## BEGIN RECORDS SHOWN
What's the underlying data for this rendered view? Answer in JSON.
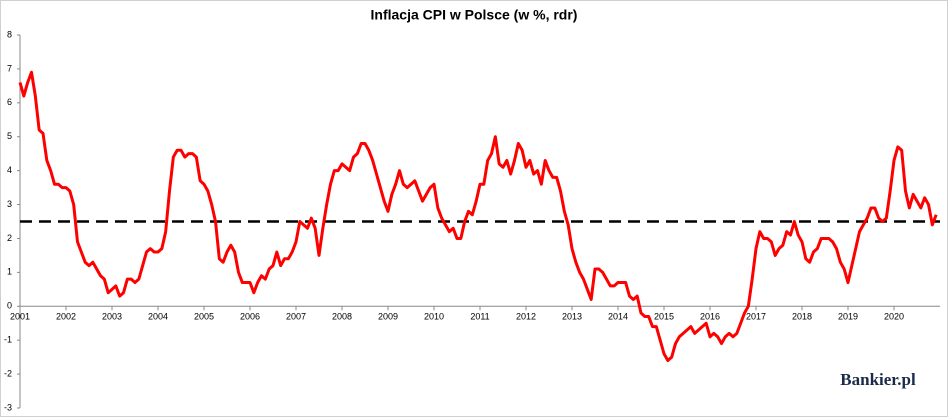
{
  "chart_data": {
    "type": "line",
    "title": "Inflacja CPI w Polsce (w %, rdr)",
    "watermark": "Bankier.pl",
    "categories": [
      "2001",
      null,
      null,
      null,
      null,
      null,
      null,
      null,
      null,
      null,
      null,
      null,
      "2002",
      null,
      null,
      null,
      null,
      null,
      null,
      null,
      null,
      null,
      null,
      null,
      "2003",
      null,
      null,
      null,
      null,
      null,
      null,
      null,
      null,
      null,
      null,
      null,
      "2004",
      null,
      null,
      null,
      null,
      null,
      null,
      null,
      null,
      null,
      null,
      null,
      "2005",
      null,
      null,
      null,
      null,
      null,
      null,
      null,
      null,
      null,
      null,
      null,
      "2006",
      null,
      null,
      null,
      null,
      null,
      null,
      null,
      null,
      null,
      null,
      null,
      "2007",
      null,
      null,
      null,
      null,
      null,
      null,
      null,
      null,
      null,
      null,
      null,
      "2008",
      null,
      null,
      null,
      null,
      null,
      null,
      null,
      null,
      null,
      null,
      null,
      "2009",
      null,
      null,
      null,
      null,
      null,
      null,
      null,
      null,
      null,
      null,
      null,
      "2010",
      null,
      null,
      null,
      null,
      null,
      null,
      null,
      null,
      null,
      null,
      null,
      "2011",
      null,
      null,
      null,
      null,
      null,
      null,
      null,
      null,
      null,
      null,
      null,
      "2012",
      null,
      null,
      null,
      null,
      null,
      null,
      null,
      null,
      null,
      null,
      null,
      "2013",
      null,
      null,
      null,
      null,
      null,
      null,
      null,
      null,
      null,
      null,
      null,
      "2014",
      null,
      null,
      null,
      null,
      null,
      null,
      null,
      null,
      null,
      null,
      null,
      "2015",
      null,
      null,
      null,
      null,
      null,
      null,
      null,
      null,
      null,
      null,
      null,
      "2016",
      null,
      null,
      null,
      null,
      null,
      null,
      null,
      null,
      null,
      null,
      null,
      "2017",
      null,
      null,
      null,
      null,
      null,
      null,
      null,
      null,
      null,
      null,
      null,
      "2018",
      null,
      null,
      null,
      null,
      null,
      null,
      null,
      null,
      null,
      null,
      null,
      "2019",
      null,
      null,
      null,
      null,
      null,
      null,
      null,
      null,
      null,
      null,
      null,
      "2020",
      null,
      null,
      null,
      null,
      null,
      null,
      null,
      null,
      null,
      null,
      null
    ],
    "series": [
      {
        "name": "CPI",
        "color": "#ff0000",
        "values": [
          6.6,
          6.2,
          6.6,
          6.9,
          6.2,
          5.2,
          5.1,
          4.3,
          4.0,
          3.6,
          3.6,
          3.5,
          3.5,
          3.4,
          3.0,
          1.9,
          1.6,
          1.3,
          1.2,
          1.3,
          1.1,
          0.9,
          0.8,
          0.4,
          0.5,
          0.6,
          0.3,
          0.4,
          0.8,
          0.8,
          0.7,
          0.8,
          1.2,
          1.6,
          1.7,
          1.6,
          1.6,
          1.7,
          2.2,
          3.4,
          4.4,
          4.6,
          4.6,
          4.4,
          4.5,
          4.5,
          4.4,
          3.7,
          3.6,
          3.4,
          3.0,
          2.5,
          1.4,
          1.3,
          1.6,
          1.8,
          1.6,
          1.0,
          0.7,
          0.7,
          0.7,
          0.4,
          0.7,
          0.9,
          0.8,
          1.1,
          1.2,
          1.6,
          1.2,
          1.4,
          1.4,
          1.6,
          1.9,
          2.5,
          2.4,
          2.3,
          2.6,
          2.3,
          1.5,
          2.3,
          3.0,
          3.6,
          4.0,
          4.0,
          4.2,
          4.1,
          4.0,
          4.4,
          4.5,
          4.8,
          4.8,
          4.6,
          4.3,
          3.9,
          3.5,
          3.1,
          2.8,
          3.3,
          3.6,
          4.0,
          3.6,
          3.5,
          3.6,
          3.7,
          3.4,
          3.1,
          3.3,
          3.5,
          3.6,
          2.9,
          2.6,
          2.4,
          2.2,
          2.3,
          2.0,
          2.0,
          2.5,
          2.8,
          2.7,
          3.1,
          3.6,
          3.6,
          4.3,
          4.5,
          5.0,
          4.2,
          4.1,
          4.3,
          3.9,
          4.3,
          4.8,
          4.6,
          4.1,
          4.3,
          3.9,
          4.0,
          3.6,
          4.3,
          4.0,
          3.8,
          3.8,
          3.4,
          2.8,
          2.4,
          1.7,
          1.3,
          1.0,
          0.8,
          0.5,
          0.2,
          1.1,
          1.1,
          1.0,
          0.8,
          0.6,
          0.6,
          0.7,
          0.7,
          0.7,
          0.3,
          0.2,
          0.3,
          -0.2,
          -0.3,
          -0.3,
          -0.6,
          -0.6,
          -1.0,
          -1.4,
          -1.6,
          -1.5,
          -1.1,
          -0.9,
          -0.8,
          -0.7,
          -0.6,
          -0.8,
          -0.7,
          -0.6,
          -0.5,
          -0.9,
          -0.8,
          -0.9,
          -1.1,
          -0.9,
          -0.8,
          -0.9,
          -0.8,
          -0.5,
          -0.2,
          0.0,
          0.8,
          1.7,
          2.2,
          2.0,
          2.0,
          1.9,
          1.5,
          1.7,
          1.8,
          2.2,
          2.1,
          2.5,
          2.1,
          1.9,
          1.4,
          1.3,
          1.6,
          1.7,
          2.0,
          2.0,
          2.0,
          1.9,
          1.7,
          1.3,
          1.1,
          0.7,
          1.2,
          1.7,
          2.2,
          2.4,
          2.6,
          2.9,
          2.9,
          2.6,
          2.5,
          2.6,
          3.4,
          4.3,
          4.7,
          4.6,
          3.4,
          2.9,
          3.3,
          3.1,
          2.9,
          3.2,
          3.0,
          2.4,
          2.7
        ]
      }
    ],
    "reference_line": {
      "value": 2.5,
      "color": "#000000",
      "dashed": true
    },
    "ylim": [
      -3,
      8
    ],
    "yticks": [
      -3,
      -2,
      -1,
      0,
      1,
      2,
      3,
      4,
      5,
      6,
      7,
      8
    ],
    "grid": false
  }
}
## END RECORDS SHOWN
- [REQUEST]: Using the material above, return every line exactly as it appears, minus the pictures.

- [EXERCISE RESPONSE]:
What's the underlying data for this rendered view? Answer in JSON.
{
  "chart_data": {
    "type": "line",
    "title": "Inflacja CPI w Polsce (w %, rdr)",
    "watermark": "Bankier.pl",
    "categories": [
      "2001",
      null,
      null,
      null,
      null,
      null,
      null,
      null,
      null,
      null,
      null,
      null,
      "2002",
      null,
      null,
      null,
      null,
      null,
      null,
      null,
      null,
      null,
      null,
      null,
      "2003",
      null,
      null,
      null,
      null,
      null,
      null,
      null,
      null,
      null,
      null,
      null,
      "2004",
      null,
      null,
      null,
      null,
      null,
      null,
      null,
      null,
      null,
      null,
      null,
      "2005",
      null,
      null,
      null,
      null,
      null,
      null,
      null,
      null,
      null,
      null,
      null,
      "2006",
      null,
      null,
      null,
      null,
      null,
      null,
      null,
      null,
      null,
      null,
      null,
      "2007",
      null,
      null,
      null,
      null,
      null,
      null,
      null,
      null,
      null,
      null,
      null,
      "2008",
      null,
      null,
      null,
      null,
      null,
      null,
      null,
      null,
      null,
      null,
      null,
      "2009",
      null,
      null,
      null,
      null,
      null,
      null,
      null,
      null,
      null,
      null,
      null,
      "2010",
      null,
      null,
      null,
      null,
      null,
      null,
      null,
      null,
      null,
      null,
      null,
      "2011",
      null,
      null,
      null,
      null,
      null,
      null,
      null,
      null,
      null,
      null,
      null,
      "2012",
      null,
      null,
      null,
      null,
      null,
      null,
      null,
      null,
      null,
      null,
      null,
      "2013",
      null,
      null,
      null,
      null,
      null,
      null,
      null,
      null,
      null,
      null,
      null,
      "2014",
      null,
      null,
      null,
      null,
      null,
      null,
      null,
      null,
      null,
      null,
      null,
      "2015",
      null,
      null,
      null,
      null,
      null,
      null,
      null,
      null,
      null,
      null,
      null,
      "2016",
      null,
      null,
      null,
      null,
      null,
      null,
      null,
      null,
      null,
      null,
      null,
      "2017",
      null,
      null,
      null,
      null,
      null,
      null,
      null,
      null,
      null,
      null,
      null,
      "2018",
      null,
      null,
      null,
      null,
      null,
      null,
      null,
      null,
      null,
      null,
      null,
      "2019",
      null,
      null,
      null,
      null,
      null,
      null,
      null,
      null,
      null,
      null,
      null,
      "2020",
      null,
      null,
      null,
      null,
      null,
      null,
      null,
      null,
      null,
      null,
      null
    ],
    "series": [
      {
        "name": "CPI",
        "color": "#ff0000",
        "values": [
          6.6,
          6.2,
          6.6,
          6.9,
          6.2,
          5.2,
          5.1,
          4.3,
          4.0,
          3.6,
          3.6,
          3.5,
          3.5,
          3.4,
          3.0,
          1.9,
          1.6,
          1.3,
          1.2,
          1.3,
          1.1,
          0.9,
          0.8,
          0.4,
          0.5,
          0.6,
          0.3,
          0.4,
          0.8,
          0.8,
          0.7,
          0.8,
          1.2,
          1.6,
          1.7,
          1.6,
          1.6,
          1.7,
          2.2,
          3.4,
          4.4,
          4.6,
          4.6,
          4.4,
          4.5,
          4.5,
          4.4,
          3.7,
          3.6,
          3.4,
          3.0,
          2.5,
          1.4,
          1.3,
          1.6,
          1.8,
          1.6,
          1.0,
          0.7,
          0.7,
          0.7,
          0.4,
          0.7,
          0.9,
          0.8,
          1.1,
          1.2,
          1.6,
          1.2,
          1.4,
          1.4,
          1.6,
          1.9,
          2.5,
          2.4,
          2.3,
          2.6,
          2.3,
          1.5,
          2.3,
          3.0,
          3.6,
          4.0,
          4.0,
          4.2,
          4.1,
          4.0,
          4.4,
          4.5,
          4.8,
          4.8,
          4.6,
          4.3,
          3.9,
          3.5,
          3.1,
          2.8,
          3.3,
          3.6,
          4.0,
          3.6,
          3.5,
          3.6,
          3.7,
          3.4,
          3.1,
          3.3,
          3.5,
          3.6,
          2.9,
          2.6,
          2.4,
          2.2,
          2.3,
          2.0,
          2.0,
          2.5,
          2.8,
          2.7,
          3.1,
          3.6,
          3.6,
          4.3,
          4.5,
          5.0,
          4.2,
          4.1,
          4.3,
          3.9,
          4.3,
          4.8,
          4.6,
          4.1,
          4.3,
          3.9,
          4.0,
          3.6,
          4.3,
          4.0,
          3.8,
          3.8,
          3.4,
          2.8,
          2.4,
          1.7,
          1.3,
          1.0,
          0.8,
          0.5,
          0.2,
          1.1,
          1.1,
          1.0,
          0.8,
          0.6,
          0.6,
          0.7,
          0.7,
          0.7,
          0.3,
          0.2,
          0.3,
          -0.2,
          -0.3,
          -0.3,
          -0.6,
          -0.6,
          -1.0,
          -1.4,
          -1.6,
          -1.5,
          -1.1,
          -0.9,
          -0.8,
          -0.7,
          -0.6,
          -0.8,
          -0.7,
          -0.6,
          -0.5,
          -0.9,
          -0.8,
          -0.9,
          -1.1,
          -0.9,
          -0.8,
          -0.9,
          -0.8,
          -0.5,
          -0.2,
          0.0,
          0.8,
          1.7,
          2.2,
          2.0,
          2.0,
          1.9,
          1.5,
          1.7,
          1.8,
          2.2,
          2.1,
          2.5,
          2.1,
          1.9,
          1.4,
          1.3,
          1.6,
          1.7,
          2.0,
          2.0,
          2.0,
          1.9,
          1.7,
          1.3,
          1.1,
          0.7,
          1.2,
          1.7,
          2.2,
          2.4,
          2.6,
          2.9,
          2.9,
          2.6,
          2.5,
          2.6,
          3.4,
          4.3,
          4.7,
          4.6,
          3.4,
          2.9,
          3.3,
          3.1,
          2.9,
          3.2,
          3.0,
          2.4,
          2.7
        ]
      }
    ],
    "reference_line": {
      "value": 2.5,
      "color": "#000000",
      "dashed": true
    },
    "ylim": [
      -3,
      8
    ],
    "yticks": [
      -3,
      -2,
      -1,
      0,
      1,
      2,
      3,
      4,
      5,
      6,
      7,
      8
    ],
    "grid": false
  }
}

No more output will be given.